─── EXTRACTED MATERIAL

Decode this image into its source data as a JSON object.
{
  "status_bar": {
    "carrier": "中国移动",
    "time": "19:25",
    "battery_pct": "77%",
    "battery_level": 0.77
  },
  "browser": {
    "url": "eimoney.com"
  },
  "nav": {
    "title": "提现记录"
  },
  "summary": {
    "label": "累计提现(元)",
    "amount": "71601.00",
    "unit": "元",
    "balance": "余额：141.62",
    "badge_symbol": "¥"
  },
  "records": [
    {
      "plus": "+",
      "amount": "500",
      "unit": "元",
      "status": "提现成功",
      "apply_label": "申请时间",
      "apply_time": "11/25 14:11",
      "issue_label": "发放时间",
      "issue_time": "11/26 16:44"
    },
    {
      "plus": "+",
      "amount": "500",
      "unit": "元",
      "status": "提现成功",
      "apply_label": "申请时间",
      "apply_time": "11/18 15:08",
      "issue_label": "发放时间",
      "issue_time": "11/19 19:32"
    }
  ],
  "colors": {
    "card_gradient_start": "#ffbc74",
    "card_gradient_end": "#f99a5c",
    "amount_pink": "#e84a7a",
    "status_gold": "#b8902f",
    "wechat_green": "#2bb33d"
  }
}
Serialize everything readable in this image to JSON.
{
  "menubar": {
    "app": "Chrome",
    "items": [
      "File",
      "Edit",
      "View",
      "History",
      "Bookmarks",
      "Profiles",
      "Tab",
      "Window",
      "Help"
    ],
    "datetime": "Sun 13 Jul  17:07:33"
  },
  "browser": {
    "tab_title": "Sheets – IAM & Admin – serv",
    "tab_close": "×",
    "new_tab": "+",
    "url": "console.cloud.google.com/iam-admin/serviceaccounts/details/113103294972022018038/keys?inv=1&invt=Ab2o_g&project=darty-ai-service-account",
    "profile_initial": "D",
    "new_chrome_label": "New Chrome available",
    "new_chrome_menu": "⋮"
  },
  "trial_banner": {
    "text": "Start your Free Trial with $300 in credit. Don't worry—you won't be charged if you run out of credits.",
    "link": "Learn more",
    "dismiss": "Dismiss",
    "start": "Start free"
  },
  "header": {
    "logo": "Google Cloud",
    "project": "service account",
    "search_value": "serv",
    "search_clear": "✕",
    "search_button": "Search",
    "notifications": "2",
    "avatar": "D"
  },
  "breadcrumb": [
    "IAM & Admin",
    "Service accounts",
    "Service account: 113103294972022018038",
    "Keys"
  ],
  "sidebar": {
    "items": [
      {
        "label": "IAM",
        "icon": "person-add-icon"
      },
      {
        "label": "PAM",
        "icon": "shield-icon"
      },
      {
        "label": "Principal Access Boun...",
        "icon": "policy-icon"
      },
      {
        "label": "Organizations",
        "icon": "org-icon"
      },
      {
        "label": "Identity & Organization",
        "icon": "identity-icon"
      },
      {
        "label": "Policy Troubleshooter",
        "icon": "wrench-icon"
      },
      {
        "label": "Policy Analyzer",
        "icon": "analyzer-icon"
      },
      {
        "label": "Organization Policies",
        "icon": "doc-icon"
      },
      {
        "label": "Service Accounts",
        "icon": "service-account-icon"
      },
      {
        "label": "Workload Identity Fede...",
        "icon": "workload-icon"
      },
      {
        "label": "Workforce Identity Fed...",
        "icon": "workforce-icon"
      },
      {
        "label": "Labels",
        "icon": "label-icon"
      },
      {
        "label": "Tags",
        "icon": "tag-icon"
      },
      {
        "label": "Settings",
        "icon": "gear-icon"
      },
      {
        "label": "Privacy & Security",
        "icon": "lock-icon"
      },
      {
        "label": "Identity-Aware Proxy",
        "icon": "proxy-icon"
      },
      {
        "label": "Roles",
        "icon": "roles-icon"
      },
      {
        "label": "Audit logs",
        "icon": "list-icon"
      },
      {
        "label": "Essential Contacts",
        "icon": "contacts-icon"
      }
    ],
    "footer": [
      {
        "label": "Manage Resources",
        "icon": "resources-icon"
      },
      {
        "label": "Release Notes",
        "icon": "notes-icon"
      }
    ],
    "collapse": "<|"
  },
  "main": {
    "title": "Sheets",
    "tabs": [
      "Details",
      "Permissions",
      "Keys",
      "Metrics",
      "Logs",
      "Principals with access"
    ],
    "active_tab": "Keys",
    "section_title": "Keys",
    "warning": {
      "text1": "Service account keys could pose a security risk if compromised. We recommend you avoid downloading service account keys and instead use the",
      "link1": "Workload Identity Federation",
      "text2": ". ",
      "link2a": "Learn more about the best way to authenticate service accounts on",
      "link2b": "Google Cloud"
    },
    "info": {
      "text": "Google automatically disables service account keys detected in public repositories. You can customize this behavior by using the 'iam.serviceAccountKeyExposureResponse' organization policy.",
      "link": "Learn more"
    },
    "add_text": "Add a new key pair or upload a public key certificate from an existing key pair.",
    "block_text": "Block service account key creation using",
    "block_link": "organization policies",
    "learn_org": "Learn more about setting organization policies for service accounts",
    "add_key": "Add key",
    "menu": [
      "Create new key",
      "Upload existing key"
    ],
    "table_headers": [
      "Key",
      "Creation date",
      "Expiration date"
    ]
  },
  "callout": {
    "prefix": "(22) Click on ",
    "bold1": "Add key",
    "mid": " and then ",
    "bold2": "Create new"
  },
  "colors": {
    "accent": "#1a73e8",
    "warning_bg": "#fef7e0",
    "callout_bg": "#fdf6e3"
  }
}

──────

Choose all lines containing the string "using" and copy them out.

*FINISHED EXERCISE*.
      "text": "Google automatically disables service account keys detected in public repositories. You can customize this behavior by using the 'iam.serviceAccountKeyExposureResponse' organization policy.",
    "block_text": "Block service account key creation using",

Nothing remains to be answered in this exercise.